_Task instructions_. Write out the entries word for word, starting at the very first line and continuing through the line that contains "indicator-tick-label: 20.00 <box>1429", with that line included.

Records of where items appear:
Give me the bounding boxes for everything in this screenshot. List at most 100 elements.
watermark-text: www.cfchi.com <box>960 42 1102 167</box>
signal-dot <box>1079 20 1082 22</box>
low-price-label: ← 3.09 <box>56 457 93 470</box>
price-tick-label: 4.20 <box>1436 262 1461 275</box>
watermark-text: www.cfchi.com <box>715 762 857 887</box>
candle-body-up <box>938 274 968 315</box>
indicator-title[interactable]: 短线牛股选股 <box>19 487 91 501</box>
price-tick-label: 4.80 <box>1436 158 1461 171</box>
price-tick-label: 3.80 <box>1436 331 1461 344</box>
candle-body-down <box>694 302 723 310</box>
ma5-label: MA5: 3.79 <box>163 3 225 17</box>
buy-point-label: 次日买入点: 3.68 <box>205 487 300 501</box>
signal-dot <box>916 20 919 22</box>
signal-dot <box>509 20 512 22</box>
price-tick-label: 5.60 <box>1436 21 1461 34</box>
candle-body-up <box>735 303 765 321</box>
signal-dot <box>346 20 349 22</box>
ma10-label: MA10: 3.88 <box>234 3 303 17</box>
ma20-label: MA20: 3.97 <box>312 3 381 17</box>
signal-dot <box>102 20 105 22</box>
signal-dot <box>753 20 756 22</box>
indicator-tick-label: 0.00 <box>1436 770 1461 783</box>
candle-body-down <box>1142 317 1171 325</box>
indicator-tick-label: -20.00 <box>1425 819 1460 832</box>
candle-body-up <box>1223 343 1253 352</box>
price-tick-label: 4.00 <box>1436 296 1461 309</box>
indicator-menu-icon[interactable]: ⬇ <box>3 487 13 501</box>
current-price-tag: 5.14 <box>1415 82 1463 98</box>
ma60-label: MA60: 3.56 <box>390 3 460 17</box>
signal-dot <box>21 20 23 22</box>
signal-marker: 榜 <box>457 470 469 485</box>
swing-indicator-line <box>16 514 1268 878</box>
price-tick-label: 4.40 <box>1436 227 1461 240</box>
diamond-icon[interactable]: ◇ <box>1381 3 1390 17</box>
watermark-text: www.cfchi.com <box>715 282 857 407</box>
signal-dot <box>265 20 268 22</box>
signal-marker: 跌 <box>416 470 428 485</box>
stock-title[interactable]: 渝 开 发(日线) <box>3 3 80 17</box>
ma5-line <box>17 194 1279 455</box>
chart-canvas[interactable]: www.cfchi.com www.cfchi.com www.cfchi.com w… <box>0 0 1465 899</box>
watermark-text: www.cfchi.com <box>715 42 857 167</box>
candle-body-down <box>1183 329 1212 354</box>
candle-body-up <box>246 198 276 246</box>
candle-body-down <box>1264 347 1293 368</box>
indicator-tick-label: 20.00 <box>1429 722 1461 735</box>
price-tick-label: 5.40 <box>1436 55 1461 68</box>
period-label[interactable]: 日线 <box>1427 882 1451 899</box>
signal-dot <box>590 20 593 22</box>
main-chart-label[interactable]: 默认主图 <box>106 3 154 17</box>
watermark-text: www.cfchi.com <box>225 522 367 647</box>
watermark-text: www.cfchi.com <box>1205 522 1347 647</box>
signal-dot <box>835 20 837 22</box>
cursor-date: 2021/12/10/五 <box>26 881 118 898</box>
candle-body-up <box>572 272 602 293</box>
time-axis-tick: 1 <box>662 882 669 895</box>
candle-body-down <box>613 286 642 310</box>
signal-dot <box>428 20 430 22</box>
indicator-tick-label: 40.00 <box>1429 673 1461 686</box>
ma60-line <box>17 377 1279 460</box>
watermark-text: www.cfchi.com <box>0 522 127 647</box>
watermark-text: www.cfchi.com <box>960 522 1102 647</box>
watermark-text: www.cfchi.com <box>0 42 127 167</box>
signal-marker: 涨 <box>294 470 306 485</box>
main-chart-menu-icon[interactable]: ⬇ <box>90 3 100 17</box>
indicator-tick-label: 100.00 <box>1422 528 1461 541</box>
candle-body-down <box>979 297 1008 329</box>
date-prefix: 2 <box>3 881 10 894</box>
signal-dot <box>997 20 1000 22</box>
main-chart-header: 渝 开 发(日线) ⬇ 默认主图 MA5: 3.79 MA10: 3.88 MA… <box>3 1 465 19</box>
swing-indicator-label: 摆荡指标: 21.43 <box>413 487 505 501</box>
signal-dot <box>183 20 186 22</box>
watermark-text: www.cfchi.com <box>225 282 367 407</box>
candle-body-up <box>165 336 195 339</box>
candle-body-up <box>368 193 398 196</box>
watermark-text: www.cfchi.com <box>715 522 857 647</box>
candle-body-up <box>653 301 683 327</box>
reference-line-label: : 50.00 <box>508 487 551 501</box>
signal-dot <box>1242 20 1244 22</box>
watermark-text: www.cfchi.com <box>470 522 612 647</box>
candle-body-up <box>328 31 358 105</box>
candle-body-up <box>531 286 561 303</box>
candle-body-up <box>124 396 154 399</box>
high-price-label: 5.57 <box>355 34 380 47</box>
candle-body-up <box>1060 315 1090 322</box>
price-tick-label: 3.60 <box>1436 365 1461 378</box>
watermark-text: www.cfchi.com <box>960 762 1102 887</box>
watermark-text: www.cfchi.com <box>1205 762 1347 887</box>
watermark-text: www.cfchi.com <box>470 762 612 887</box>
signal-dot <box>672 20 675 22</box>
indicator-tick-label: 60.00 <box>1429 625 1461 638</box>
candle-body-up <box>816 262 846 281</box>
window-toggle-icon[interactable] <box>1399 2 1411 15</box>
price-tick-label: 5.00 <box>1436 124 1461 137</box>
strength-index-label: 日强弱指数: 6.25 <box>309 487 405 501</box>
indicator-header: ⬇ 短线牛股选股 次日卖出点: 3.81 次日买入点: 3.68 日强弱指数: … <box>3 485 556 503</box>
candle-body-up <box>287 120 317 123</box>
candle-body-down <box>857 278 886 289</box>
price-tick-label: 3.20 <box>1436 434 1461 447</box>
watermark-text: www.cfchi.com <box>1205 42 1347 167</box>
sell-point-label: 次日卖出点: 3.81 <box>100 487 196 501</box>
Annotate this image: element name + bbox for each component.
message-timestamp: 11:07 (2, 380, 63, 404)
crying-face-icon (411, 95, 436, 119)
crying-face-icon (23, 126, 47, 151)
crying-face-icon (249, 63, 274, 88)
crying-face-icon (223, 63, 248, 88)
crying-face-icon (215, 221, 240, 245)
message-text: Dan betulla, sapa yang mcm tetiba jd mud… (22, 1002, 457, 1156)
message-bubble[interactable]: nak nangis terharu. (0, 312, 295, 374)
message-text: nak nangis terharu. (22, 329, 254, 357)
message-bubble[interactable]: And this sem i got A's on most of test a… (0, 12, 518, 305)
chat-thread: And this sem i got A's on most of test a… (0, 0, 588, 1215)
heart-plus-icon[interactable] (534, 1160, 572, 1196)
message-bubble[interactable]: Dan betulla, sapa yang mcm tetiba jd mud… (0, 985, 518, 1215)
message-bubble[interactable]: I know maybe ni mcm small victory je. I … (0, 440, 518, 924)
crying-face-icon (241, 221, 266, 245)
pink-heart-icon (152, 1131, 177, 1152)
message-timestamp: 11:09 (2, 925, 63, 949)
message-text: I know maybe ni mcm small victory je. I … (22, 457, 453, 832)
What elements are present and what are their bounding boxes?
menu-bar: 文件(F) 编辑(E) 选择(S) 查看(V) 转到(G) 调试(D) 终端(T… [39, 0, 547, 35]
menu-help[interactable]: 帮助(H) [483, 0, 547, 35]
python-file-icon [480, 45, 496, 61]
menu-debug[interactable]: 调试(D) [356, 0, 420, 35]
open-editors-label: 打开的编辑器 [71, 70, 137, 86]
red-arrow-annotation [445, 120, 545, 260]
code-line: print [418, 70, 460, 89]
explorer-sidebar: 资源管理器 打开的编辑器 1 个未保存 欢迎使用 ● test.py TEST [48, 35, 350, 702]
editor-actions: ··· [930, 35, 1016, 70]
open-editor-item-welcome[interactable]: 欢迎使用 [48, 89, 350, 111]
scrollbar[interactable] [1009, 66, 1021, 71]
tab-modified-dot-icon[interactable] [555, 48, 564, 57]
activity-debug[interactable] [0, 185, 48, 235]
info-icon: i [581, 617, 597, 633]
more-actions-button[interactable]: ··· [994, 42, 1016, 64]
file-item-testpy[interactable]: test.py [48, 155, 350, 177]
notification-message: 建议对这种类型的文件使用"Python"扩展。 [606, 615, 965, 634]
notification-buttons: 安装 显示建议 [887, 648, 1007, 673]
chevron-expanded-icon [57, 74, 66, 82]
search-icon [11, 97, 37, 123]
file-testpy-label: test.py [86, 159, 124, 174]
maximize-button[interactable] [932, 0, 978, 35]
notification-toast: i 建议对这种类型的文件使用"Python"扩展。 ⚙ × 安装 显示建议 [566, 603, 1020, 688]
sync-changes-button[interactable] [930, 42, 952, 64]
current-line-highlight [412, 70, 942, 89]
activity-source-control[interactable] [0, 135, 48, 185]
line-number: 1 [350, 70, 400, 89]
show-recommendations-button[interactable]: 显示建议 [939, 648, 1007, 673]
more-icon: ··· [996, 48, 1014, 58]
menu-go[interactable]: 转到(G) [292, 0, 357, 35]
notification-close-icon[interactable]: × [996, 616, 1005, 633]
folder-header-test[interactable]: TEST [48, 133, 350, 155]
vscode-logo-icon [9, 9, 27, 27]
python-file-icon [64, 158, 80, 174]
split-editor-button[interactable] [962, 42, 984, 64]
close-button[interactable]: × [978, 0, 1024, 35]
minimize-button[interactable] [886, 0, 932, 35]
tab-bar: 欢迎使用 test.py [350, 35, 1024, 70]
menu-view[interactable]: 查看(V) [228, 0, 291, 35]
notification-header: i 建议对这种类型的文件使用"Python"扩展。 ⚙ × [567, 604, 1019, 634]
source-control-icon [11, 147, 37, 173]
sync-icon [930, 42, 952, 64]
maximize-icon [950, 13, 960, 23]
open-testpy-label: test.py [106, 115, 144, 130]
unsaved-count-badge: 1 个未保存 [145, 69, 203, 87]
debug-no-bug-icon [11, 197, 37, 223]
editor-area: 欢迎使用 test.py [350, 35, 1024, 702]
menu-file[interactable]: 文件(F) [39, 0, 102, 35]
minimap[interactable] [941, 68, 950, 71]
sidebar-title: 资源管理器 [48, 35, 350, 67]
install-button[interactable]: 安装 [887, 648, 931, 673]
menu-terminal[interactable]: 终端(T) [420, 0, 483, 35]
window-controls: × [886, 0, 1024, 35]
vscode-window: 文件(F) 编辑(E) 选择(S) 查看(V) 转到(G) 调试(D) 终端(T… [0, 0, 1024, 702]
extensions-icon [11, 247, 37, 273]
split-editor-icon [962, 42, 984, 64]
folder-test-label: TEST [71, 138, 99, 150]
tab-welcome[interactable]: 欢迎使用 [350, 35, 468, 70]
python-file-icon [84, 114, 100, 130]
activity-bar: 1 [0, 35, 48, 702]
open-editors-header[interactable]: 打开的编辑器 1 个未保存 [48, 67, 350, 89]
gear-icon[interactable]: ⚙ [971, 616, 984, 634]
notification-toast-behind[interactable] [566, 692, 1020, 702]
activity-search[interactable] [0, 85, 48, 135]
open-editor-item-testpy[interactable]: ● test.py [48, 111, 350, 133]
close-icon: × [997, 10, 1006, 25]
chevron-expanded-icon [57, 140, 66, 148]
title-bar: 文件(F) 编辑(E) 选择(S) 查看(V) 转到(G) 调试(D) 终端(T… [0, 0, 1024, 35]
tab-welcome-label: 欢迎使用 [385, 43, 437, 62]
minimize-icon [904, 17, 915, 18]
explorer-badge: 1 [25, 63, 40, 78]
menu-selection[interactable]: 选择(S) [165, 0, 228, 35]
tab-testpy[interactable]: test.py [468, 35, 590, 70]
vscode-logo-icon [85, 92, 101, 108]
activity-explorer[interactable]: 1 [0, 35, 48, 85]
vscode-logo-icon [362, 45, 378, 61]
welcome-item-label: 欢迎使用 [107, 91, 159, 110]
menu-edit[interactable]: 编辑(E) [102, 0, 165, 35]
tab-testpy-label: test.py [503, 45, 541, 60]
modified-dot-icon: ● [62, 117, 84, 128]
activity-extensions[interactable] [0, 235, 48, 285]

_Output of the task_.
Give me the bounding boxes for everything in this screenshot. List at most 100 elements.
watermark-text: www.cfchi.com <box>960 42 1102 167</box>
signal-dot <box>1079 20 1082 22</box>
low-price-label: ← 3.09 <box>56 457 93 470</box>
price-tick-label: 4.20 <box>1436 262 1461 275</box>
watermark-text: www.cfchi.com <box>715 762 857 887</box>
candle-body-up <box>938 274 968 315</box>
indicator-title[interactable]: 短线牛股选股 <box>19 487 91 501</box>
price-tick-label: 4.80 <box>1436 158 1461 171</box>
price-tick-label: 3.80 <box>1436 331 1461 344</box>
candle-body-down <box>694 302 723 310</box>
ma5-label: MA5: 3.79 <box>163 3 225 17</box>
buy-point-label: 次日买入点: 3.68 <box>205 487 300 501</box>
signal-dot <box>916 20 919 22</box>
signal-dot <box>509 20 512 22</box>
price-tick-label: 5.60 <box>1436 21 1461 34</box>
candle-body-up <box>735 303 765 321</box>
signal-dot <box>346 20 349 22</box>
ma10-label: MA10: 3.88 <box>234 3 303 17</box>
ma20-label: MA20: 3.97 <box>312 3 381 17</box>
signal-dot <box>102 20 105 22</box>
signal-dot <box>753 20 756 22</box>
indicator-tick-label: 0.00 <box>1436 770 1461 783</box>
candle-body-down <box>1142 317 1171 325</box>
indicator-tick-label: -20.00 <box>1425 819 1460 832</box>
candle-body-up <box>1223 343 1253 352</box>
price-tick-label: 4.00 <box>1436 296 1461 309</box>
indicator-menu-icon[interactable]: ⬇ <box>3 487 13 501</box>
current-price-tag: 5.14 <box>1415 82 1463 98</box>
ma60-label: MA60: 3.56 <box>390 3 460 17</box>
signal-dot <box>21 20 23 22</box>
signal-marker: 榜 <box>457 470 469 485</box>
swing-indicator-line <box>16 514 1268 878</box>
price-tick-label: 4.40 <box>1436 227 1461 240</box>
diamond-icon[interactable]: ◇ <box>1381 3 1390 17</box>
watermark-text: www.cfchi.com <box>715 282 857 407</box>
signal-dot <box>265 20 268 22</box>
signal-marker: 跌 <box>416 470 428 485</box>
stock-title[interactable]: 渝 开 发(日线) <box>3 3 80 17</box>
ma5-line <box>17 194 1279 455</box>
chart-canvas[interactable]: www.cfchi.com www.cfchi.com www.cfchi.com w… <box>0 0 1465 899</box>
watermark-text: www.cfchi.com <box>715 42 857 167</box>
candle-body-down <box>1183 329 1212 354</box>
candle-body-up <box>246 198 276 246</box>
candle-body-down <box>1264 347 1293 368</box>
indicator-tick-label: 20.00 <box>1429 722 1461 735</box>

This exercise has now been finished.